To do
Below is a set of records. Repeat all of them exactly.

— Start Input records —

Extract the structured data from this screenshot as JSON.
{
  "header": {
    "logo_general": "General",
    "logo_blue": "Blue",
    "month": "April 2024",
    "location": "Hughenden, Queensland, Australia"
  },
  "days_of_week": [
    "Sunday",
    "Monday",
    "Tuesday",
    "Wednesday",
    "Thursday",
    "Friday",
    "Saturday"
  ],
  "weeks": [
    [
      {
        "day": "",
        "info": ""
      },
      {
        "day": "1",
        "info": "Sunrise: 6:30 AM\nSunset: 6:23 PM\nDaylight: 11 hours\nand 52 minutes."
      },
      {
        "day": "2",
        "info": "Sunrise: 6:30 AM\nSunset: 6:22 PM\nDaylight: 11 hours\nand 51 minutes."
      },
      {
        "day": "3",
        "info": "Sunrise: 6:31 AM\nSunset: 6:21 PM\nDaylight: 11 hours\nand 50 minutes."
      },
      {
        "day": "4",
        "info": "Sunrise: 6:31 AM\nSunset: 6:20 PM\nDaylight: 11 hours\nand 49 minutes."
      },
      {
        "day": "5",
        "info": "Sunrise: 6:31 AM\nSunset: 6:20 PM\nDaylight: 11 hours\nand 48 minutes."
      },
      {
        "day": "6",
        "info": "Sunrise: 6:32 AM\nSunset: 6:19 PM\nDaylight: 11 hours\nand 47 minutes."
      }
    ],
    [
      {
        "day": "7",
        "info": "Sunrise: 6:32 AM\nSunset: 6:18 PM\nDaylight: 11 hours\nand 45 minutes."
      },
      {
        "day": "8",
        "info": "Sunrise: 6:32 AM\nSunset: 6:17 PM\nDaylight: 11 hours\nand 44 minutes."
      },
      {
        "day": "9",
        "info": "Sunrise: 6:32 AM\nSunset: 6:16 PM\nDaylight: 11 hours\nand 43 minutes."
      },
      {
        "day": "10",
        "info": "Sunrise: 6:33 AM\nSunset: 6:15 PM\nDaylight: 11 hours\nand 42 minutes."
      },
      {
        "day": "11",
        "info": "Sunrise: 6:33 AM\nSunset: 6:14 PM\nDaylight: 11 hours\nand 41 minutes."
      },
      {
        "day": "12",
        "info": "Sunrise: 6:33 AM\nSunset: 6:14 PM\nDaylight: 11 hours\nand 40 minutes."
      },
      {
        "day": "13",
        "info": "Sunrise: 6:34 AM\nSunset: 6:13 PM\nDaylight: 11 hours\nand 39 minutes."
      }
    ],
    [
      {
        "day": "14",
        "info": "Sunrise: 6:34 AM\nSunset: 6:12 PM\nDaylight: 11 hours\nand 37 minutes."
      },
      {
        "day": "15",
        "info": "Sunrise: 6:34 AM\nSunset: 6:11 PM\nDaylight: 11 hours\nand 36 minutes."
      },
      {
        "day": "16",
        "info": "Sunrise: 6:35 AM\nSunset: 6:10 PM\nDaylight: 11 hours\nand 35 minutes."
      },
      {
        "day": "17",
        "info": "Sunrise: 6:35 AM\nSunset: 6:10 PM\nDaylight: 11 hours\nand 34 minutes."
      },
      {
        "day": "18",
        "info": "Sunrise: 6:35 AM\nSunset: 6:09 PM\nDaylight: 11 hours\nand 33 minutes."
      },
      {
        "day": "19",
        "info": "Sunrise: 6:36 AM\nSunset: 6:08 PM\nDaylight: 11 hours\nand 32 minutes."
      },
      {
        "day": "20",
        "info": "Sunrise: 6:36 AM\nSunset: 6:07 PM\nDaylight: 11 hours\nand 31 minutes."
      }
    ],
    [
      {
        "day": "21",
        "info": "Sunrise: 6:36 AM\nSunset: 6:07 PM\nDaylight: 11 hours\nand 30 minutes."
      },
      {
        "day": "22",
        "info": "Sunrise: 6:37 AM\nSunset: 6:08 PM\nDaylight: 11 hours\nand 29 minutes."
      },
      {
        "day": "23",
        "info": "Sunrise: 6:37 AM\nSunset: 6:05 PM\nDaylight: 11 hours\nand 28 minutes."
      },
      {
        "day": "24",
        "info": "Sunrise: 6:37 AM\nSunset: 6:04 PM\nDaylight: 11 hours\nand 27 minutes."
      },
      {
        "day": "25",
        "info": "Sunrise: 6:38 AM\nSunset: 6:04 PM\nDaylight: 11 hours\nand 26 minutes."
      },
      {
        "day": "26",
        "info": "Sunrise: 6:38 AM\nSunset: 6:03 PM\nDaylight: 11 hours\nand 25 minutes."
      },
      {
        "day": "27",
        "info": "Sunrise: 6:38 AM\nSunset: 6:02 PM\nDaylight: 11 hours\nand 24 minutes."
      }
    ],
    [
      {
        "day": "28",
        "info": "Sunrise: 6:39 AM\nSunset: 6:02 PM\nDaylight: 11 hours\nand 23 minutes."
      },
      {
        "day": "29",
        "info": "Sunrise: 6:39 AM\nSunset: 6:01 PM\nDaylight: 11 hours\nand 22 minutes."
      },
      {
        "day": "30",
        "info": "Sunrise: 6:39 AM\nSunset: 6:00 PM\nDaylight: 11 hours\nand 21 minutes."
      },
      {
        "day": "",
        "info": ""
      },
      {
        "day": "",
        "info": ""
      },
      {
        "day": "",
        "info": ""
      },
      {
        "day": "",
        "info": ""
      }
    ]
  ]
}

— End Input records —

Response
Extract the structured data from this screenshot as JSON.
{
  "header": {
    "logo_general": "General",
    "logo_blue": "Blue",
    "month": "April 2024",
    "location": "Hughenden, Queensland, Australia"
  },
  "days_of_week": [
    "Sunday",
    "Monday",
    "Tuesday",
    "Wednesday",
    "Thursday",
    "Friday",
    "Saturday"
  ],
  "weeks": [
    [
      {
        "day": "",
        "info": ""
      },
      {
        "day": "1",
        "info": "Sunrise: 6:30 AM\nSunset: 6:23 PM\nDaylight: 11 hours\nand 52 minutes."
      },
      {
        "day": "2",
        "info": "Sunrise: 6:30 AM\nSunset: 6:22 PM\nDaylight: 11 hours\nand 51 minutes."
      },
      {
        "day": "3",
        "info": "Sunrise: 6:31 AM\nSunset: 6:21 PM\nDaylight: 11 hours\nand 50 minutes."
      },
      {
        "day": "4",
        "info": "Sunrise: 6:31 AM\nSunset: 6:20 PM\nDaylight: 11 hours\nand 49 minutes."
      },
      {
        "day": "5",
        "info": "Sunrise: 6:31 AM\nSunset: 6:20 PM\nDaylight: 11 hours\nand 48 minutes."
      },
      {
        "day": "6",
        "info": "Sunrise: 6:32 AM\nSunset: 6:19 PM\nDaylight: 11 hours\nand 47 minutes."
      }
    ],
    [
      {
        "day": "7",
        "info": "Sunrise: 6:32 AM\nSunset: 6:18 PM\nDaylight: 11 hours\nand 45 minutes."
      },
      {
        "day": "8",
        "info": "Sunrise: 6:32 AM\nSunset: 6:17 PM\nDaylight: 11 hours\nand 44 minutes."
      },
      {
        "day": "9",
        "info": "Sunrise: 6:32 AM\nSunset: 6:16 PM\nDaylight: 11 hours\nand 43 minutes."
      },
      {
        "day": "10",
        "info": "Sunrise: 6:33 AM\nSunset: 6:15 PM\nDaylight: 11 hours\nand 42 minutes."
      },
      {
        "day": "11",
        "info": "Sunrise: 6:33 AM\nSunset: 6:14 PM\nDaylight: 11 hours\nand 41 minutes."
      },
      {
        "day": "12",
        "info": "Sunrise: 6:33 AM\nSunset: 6:14 PM\nDaylight: 11 hours\nand 40 minutes."
      },
      {
        "day": "13",
        "info": "Sunrise: 6:34 AM\nSunset: 6:13 PM\nDaylight: 11 hours\nand 39 minutes."
      }
    ],
    [
      {
        "day": "14",
        "info": "Sunrise: 6:34 AM\nSunset: 6:12 PM\nDaylight: 11 hours\nand 37 minutes."
      },
      {
        "day": "15",
        "info": "Sunrise: 6:34 AM\nSunset: 6:11 PM\nDaylight: 11 hours\nand 36 minutes."
      },
      {
        "day": "16",
        "info": "Sunrise: 6:35 AM\nSunset: 6:10 PM\nDaylight: 11 hours\nand 35 minutes."
      },
      {
        "day": "17",
        "info": "Sunrise: 6:35 AM\nSunset: 6:10 PM\nDaylight: 11 hours\nand 34 minutes."
      },
      {
        "day": "18",
        "info": "Sunrise: 6:35 AM\nSunset: 6:09 PM\nDaylight: 11 hours\nand 33 minutes."
      },
      {
        "day": "19",
        "info": "Sunrise: 6:36 AM\nSunset: 6:08 PM\nDaylight: 11 hours\nand 32 minutes."
      },
      {
        "day": "20",
        "info": "Sunrise: 6:36 AM\nSunset: 6:07 PM\nDaylight: 11 hours\nand 31 minutes."
      }
    ],
    [
      {
        "day": "21",
        "info": "Sunrise: 6:36 AM\nSunset: 6:07 PM\nDaylight: 11 hours\nand 30 minutes."
      },
      {
        "day": "22",
        "info": "Sunrise: 6:37 AM\nSunset: 6:08 PM\nDaylight: 11 hours\nand 29 minutes."
      },
      {
        "day": "23",
        "info": "Sunrise: 6:37 AM\nSunset: 6:05 PM\nDaylight: 11 hours\nand 28 minutes."
      },
      {
        "day": "24",
        "info": "Sunrise: 6:37 AM\nSunset: 6:04 PM\nDaylight: 11 hours\nand 27 minutes."
      },
      {
        "day": "25",
        "info": "Sunrise: 6:38 AM\nSunset: 6:04 PM\nDaylight: 11 hours\nand 26 minutes."
      },
      {
        "day": "26",
        "info": "Sunrise: 6:38 AM\nSunset: 6:03 PM\nDaylight: 11 hours\nand 25 minutes."
      },
      {
        "day": "27",
        "info": "Sunrise: 6:38 AM\nSunset: 6:02 PM\nDaylight: 11 hours\nand 24 minutes."
      }
    ],
    [
      {
        "day": "28",
        "info": "Sunrise: 6:39 AM\nSunset: 6:02 PM\nDaylight: 11 hours\nand 23 minutes."
      },
      {
        "day": "29",
        "info": "Sunrise: 6:39 AM\nSunset: 6:01 PM\nDaylight: 11 hours\nand 22 minutes."
      },
      {
        "day": "30",
        "info": "Sunrise: 6:39 AM\nSunset: 6:00 PM\nDaylight: 11 hours\nand 21 minutes."
      },
      {
        "day": "",
        "info": ""
      },
      {
        "day": "",
        "info": ""
      },
      {
        "day": "",
        "info": ""
      },
      {
        "day": "",
        "info": ""
      }
    ]
  ]
}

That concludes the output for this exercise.